> **Your task**: Return every line of the material exactly.

#### Data supplied

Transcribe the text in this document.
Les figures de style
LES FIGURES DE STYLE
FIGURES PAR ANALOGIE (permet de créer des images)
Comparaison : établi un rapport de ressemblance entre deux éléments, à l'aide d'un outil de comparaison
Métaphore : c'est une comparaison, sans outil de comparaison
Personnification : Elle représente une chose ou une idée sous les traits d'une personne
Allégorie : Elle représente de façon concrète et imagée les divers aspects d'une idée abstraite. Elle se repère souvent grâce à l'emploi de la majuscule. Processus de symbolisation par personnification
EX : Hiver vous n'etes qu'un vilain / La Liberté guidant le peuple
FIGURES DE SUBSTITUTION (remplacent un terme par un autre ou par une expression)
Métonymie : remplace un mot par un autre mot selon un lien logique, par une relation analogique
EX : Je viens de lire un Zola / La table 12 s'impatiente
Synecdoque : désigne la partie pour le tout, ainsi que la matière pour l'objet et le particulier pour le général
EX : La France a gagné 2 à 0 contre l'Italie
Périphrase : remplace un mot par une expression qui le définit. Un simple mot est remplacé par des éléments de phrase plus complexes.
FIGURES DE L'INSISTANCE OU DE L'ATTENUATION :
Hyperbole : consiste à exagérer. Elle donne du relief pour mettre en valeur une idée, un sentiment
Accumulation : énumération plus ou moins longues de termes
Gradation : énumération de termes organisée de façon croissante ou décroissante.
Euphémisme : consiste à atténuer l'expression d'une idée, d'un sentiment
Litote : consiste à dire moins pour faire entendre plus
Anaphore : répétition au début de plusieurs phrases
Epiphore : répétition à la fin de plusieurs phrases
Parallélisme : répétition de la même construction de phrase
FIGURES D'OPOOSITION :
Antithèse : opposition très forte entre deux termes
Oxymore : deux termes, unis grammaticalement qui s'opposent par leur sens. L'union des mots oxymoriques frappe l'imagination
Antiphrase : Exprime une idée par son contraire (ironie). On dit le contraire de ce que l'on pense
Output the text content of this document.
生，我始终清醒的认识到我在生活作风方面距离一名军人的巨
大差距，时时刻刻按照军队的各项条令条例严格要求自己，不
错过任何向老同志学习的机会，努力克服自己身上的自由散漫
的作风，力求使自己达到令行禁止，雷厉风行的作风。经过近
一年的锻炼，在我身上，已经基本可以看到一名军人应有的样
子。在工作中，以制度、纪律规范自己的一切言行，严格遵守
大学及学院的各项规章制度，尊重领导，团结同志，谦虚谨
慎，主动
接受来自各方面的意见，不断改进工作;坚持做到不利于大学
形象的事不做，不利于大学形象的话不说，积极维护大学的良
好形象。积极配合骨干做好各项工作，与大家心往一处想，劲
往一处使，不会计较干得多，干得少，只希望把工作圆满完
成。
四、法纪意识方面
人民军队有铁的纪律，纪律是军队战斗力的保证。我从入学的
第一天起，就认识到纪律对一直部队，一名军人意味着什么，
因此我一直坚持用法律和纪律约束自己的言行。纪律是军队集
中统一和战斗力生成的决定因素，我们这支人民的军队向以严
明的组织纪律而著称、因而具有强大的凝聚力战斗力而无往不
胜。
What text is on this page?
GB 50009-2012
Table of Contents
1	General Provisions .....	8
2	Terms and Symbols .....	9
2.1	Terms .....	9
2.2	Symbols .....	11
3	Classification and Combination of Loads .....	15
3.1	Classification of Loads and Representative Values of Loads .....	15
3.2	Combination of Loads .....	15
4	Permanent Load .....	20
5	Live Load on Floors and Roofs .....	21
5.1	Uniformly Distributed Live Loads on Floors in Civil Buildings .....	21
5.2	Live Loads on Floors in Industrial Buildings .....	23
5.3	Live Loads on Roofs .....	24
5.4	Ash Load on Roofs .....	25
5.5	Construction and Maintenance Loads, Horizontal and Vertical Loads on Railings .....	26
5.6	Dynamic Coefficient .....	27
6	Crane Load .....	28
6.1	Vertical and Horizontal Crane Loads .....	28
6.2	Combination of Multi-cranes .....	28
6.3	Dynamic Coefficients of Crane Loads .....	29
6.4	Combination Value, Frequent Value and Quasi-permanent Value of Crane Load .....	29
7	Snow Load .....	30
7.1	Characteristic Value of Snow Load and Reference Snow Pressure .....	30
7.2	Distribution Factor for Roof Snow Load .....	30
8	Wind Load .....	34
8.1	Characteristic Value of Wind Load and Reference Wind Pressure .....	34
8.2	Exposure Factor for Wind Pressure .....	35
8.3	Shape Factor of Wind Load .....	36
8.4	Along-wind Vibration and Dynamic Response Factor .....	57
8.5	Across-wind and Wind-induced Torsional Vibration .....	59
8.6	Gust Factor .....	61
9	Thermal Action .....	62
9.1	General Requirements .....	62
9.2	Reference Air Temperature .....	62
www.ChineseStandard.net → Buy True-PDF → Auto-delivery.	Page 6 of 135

########

> **Task answer**:
Transcribe the text in this document.
Les figures de style
LES FIGURES DE STYLE
FIGURES PAR ANALOGIE (permet de créer des images)
Comparaison : établi un rapport de ressemblance entre deux éléments, à l'aide d'un outil de comparaison
Métaphore : c'est une comparaison, sans outil de comparaison
Personnification : Elle représente une chose ou une idée sous les traits d'une personne
Allégorie : Elle représente de façon concrète et imagée les divers aspects d'une idée abstraite. Elle se repère souvent grâce à l'emploi de la majuscule. Processus de symbolisation par personnification
EX : Hiver vous n'etes qu'un vilain / La Liberté guidant le peuple
FIGURES DE SUBSTITUTION (remplacent un terme par un autre ou par une expression)
Métonymie : remplace un mot par un autre mot selon un lien logique, par une relation analogique
EX : Je viens de lire un Zola / La table 12 s'impatiente
Synecdoque : désigne la partie pour le tout, ainsi que la matière pour l'objet et le particulier pour le général
EX : La France a gagné 2 à 0 contre l'Italie
Périphrase : remplace un mot par une expression qui le définit. Un simple mot est remplacé par des éléments de phrase plus complexes.
FIGURES DE L'INSISTANCE OU DE L'ATTENUATION :
Hyperbole : consiste à exagérer. Elle donne du relief pour mettre en valeur une idée, un sentiment
Accumulation : énumération plus ou moins longues de termes
Gradation : énumération de termes organisée de façon croissante ou décroissante.
Euphémisme : consiste à atténuer l'expression d'une idée, d'un sentiment
Litote : consiste à dire moins pour faire entendre plus
Anaphore : répétition au début de plusieurs phrases
Epiphore : répétition à la fin de plusieurs phrases
Parallélisme : répétition de la même construction de phrase
FIGURES D'OPOOSITION :
Antithèse : opposition très forte entre deux termes
Oxymore : deux termes, unis grammaticalement qui s'opposent par leur sens. L'union des mots oxymoriques frappe l'imagination
Antiphrase : Exprime une idée par son contraire (ironie). On dit le contraire de ce que l'on pense
Output the text content of this document.
生，我始终清醒的认识到我在生活作风方面距离一名军人的巨
大差距，时时刻刻按照军队的各项条令条例严格要求自己，不
错过任何向老同志学习的机会，努力克服自己身上的自由散漫
的作风，力求使自己达到令行禁止，雷厉风行的作风。经过近
一年的锻炼，在我身上，已经基本可以看到一名军人应有的样
子。在工作中，以制度、纪律规范自己的一切言行，严格遵守
大学及学院的各项规章制度，尊重领导，团结同志，谦虚谨
慎，主动
接受来自各方面的意见，不断改进工作;坚持做到不利于大学
形象的事不做，不利于大学形象的话不说，积极维护大学的良
好形象。积极配合骨干做好各项工作，与大家心往一处想，劲
往一处使，不会计较干得多，干得少，只希望把工作圆满完
成。
四、法纪意识方面
人民军队有铁的纪律，纪律是军队战斗力的保证。我从入学的
第一天起，就认识到纪律对一直部队，一名军人意味着什么，
因此我一直坚持用法律和纪律约束自己的言行。纪律是军队集
中统一和战斗力生成的决定因素，我们这支人民的军队向以严
明的组织纪律而著称、因而具有强大的凝聚力战斗力而无往不
胜。
What text is on this page?
GB 50009-2012
Table of Contents
1	General Provisions .....	8
2	Terms and Symbols .....	9
2.1	Terms .....	9
2.2	Symbols .....	11
3	Classification and Combination of Loads .....	15
3.1	Classification of Loads and Representative Values of Loads .....	15
3.2	Combination of Loads .....	15
4	Permanent Load .....	20
5	Live Load on Floors and Roofs .....	21
5.1	Uniformly Distributed Live Loads on Floors in Civil Buildings .....	21
5.2	Live Loads on Floors in Industrial Buildings .....	23
5.3	Live Loads on Roofs .....	24
5.4	Ash Load on Roofs .....	25
5.5	Construction and Maintenance Loads, Horizontal and Vertical Loads on Railings .....	26
5.6	Dynamic Coefficient .....	27
6	Crane Load .....	28
6.1	Vertical and Horizontal Crane Loads .....	28
6.2	Combination of Multi-cranes .....	28
6.3	Dynamic Coefficients of Crane Loads .....	29
6.4	Combination Value, Frequent Value and Quasi-permanent Value of Crane Load .....	29
7	Snow Load .....	30
7.1	Characteristic Value of Snow Load and Reference Snow Pressure .....	30
7.2	Distribution Factor for Roof Snow Load .....	30
8	Wind Load .....	34
8.1	Characteristic Value of Wind Load and Reference Wind Pressure .....	34
8.2	Exposure Factor for Wind Pressure .....	35
8.3	Shape Factor of Wind Load .....	36
8.4	Along-wind Vibration and Dynamic Response Factor .....	57
8.5	Across-wind and Wind-induced Torsional Vibration .....	59
8.6	Gust Factor .....	61
9	Thermal Action .....	62
9.1	General Requirements .....	62
9.2	Reference Air Temperature .....	62
www.ChineseStandard.net → Buy True-PDF → Auto-delivery.	Page 6 of 135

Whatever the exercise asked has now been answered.